◆ Passage for review:
Every student (and parent) dreams of achieving an SAT 2400 perfect score. How hard is it? Pretty hard. Depending on the year, anywhere from 300-500 test takers score perfectly (out of over a million test takers), so we are talking less than 1% or 1% of test takers.
In my career, I have had several students score perfectly on the SAT, and I have a system for preparing students who I feel might be able to achieve a perfect score. So I will share some of the traits I look for in students I feel could achieve SAT 2400.
When I speak to prospective students, I ask for the sophomore year (or junior year) PSAT scores. If a student scores 200+ (ideally even higher), then the student has a shot at the SAT 2400. Remember, the average score increase with test preparation is 150-200 points, and the same goes for no matter where you start. So I like to see high diagnostic SAT scores.

◆ Input data:
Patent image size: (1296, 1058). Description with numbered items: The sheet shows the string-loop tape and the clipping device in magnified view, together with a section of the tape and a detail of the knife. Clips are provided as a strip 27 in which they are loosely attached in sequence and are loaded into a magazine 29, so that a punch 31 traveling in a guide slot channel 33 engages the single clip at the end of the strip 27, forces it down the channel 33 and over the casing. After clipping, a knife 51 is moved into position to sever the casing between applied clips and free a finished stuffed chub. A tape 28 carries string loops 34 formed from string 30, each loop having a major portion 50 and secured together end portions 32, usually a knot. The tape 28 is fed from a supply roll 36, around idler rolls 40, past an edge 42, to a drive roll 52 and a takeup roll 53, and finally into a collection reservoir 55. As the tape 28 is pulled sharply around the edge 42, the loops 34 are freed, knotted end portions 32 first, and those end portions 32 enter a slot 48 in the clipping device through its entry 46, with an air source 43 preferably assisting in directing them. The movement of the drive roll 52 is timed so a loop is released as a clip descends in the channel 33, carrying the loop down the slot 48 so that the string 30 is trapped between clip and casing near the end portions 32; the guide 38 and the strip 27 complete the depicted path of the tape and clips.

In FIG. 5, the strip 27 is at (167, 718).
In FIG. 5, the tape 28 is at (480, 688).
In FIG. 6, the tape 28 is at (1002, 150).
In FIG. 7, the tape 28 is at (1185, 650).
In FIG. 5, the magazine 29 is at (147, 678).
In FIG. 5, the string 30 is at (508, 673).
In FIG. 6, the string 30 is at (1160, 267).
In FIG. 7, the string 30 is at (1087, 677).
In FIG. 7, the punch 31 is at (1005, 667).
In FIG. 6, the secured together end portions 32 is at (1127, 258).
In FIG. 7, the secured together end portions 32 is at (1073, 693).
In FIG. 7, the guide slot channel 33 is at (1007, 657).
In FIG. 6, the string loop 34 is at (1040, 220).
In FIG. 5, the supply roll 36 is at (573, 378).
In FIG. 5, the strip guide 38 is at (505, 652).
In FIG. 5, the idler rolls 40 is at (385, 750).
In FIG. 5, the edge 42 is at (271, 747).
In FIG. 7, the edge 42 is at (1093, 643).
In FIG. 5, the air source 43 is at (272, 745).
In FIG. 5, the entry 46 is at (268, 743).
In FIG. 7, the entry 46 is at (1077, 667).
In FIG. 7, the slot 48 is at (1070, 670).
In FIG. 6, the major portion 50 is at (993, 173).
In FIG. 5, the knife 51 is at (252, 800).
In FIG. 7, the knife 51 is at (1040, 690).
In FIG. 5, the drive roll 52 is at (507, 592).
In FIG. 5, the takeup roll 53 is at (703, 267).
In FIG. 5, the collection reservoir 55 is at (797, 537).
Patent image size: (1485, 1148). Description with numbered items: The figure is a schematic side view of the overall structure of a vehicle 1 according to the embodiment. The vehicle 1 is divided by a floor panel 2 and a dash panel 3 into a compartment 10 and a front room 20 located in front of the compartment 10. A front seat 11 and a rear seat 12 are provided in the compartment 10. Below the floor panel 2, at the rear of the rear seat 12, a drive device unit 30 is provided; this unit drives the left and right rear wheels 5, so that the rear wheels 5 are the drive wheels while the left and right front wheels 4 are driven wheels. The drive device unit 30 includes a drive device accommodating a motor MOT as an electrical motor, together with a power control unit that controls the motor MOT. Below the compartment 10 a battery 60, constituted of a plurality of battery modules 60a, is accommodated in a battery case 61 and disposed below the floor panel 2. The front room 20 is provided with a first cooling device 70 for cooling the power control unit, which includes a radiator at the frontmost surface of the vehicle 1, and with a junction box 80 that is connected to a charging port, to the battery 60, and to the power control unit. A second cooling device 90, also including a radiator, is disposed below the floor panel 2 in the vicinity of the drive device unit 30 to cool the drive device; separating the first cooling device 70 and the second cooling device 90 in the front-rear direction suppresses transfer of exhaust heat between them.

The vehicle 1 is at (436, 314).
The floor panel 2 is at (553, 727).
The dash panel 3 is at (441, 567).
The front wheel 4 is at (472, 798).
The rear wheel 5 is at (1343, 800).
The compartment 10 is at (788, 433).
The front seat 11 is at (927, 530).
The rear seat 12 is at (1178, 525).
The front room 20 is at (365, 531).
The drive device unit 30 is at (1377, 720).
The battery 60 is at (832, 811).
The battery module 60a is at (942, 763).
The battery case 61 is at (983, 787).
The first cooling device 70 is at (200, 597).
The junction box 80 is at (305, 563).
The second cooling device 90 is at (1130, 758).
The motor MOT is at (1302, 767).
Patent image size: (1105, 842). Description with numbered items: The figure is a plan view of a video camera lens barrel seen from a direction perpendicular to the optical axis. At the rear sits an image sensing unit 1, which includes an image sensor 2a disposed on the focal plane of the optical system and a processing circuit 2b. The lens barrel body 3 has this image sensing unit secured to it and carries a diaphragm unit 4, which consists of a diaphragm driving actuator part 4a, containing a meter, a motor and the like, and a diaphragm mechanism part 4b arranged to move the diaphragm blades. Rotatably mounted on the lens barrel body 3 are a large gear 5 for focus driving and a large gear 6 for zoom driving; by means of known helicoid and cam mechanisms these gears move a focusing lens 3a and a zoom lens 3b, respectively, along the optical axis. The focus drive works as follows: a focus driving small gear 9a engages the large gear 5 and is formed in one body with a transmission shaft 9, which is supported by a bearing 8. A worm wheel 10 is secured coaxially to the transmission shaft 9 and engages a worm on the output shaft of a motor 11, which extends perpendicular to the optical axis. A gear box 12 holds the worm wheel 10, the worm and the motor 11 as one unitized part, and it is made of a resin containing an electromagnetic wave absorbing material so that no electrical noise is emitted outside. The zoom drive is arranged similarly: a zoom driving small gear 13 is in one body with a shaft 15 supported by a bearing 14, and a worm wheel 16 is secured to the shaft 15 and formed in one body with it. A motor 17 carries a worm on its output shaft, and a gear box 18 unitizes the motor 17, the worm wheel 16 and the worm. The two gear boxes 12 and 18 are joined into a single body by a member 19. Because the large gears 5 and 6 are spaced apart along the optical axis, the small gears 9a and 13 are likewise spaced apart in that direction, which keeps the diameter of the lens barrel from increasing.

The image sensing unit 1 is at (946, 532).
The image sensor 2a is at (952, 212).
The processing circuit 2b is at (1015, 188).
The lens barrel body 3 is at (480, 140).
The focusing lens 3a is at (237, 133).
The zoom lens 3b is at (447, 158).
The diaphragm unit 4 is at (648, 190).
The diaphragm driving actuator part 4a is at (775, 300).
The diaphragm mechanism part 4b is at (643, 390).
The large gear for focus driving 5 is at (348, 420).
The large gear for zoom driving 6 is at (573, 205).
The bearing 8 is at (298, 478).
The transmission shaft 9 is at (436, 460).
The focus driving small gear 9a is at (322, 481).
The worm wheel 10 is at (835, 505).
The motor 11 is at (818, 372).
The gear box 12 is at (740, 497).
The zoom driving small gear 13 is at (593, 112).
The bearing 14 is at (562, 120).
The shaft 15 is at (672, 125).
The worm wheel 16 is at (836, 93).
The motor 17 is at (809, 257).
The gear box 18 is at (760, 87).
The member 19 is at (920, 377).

◆ Work required:
Reproduce the passage on earning a perfect SAT score, which appears above the records, word for word and in full.

◆ Answer section:
Every student (and parent) dreams of achieving an SAT 2400 perfect score. How hard is it? Pretty hard. Depending on the year, anywhere from 300-500 test takers score perfectly (out of over a million test takers), so we are talking less than 1% or 1% of test takers.
In my career, I have had several students score perfectly on the SAT, and I have a system for preparing students who I feel might be able to achieve a perfect score. So I will share some of the traits I look for in students I feel could achieve SAT 2400.
When I speak to prospective students, I ask for the sophomore year (or junior year) PSAT scores. If a student scores 200+ (ideally even higher), then the student has a shot at the SAT 2400. Remember, the average score increase with test preparation is 150-200 points, and the same goes for no matter where you start. So I like to see high diagnostic SAT scores.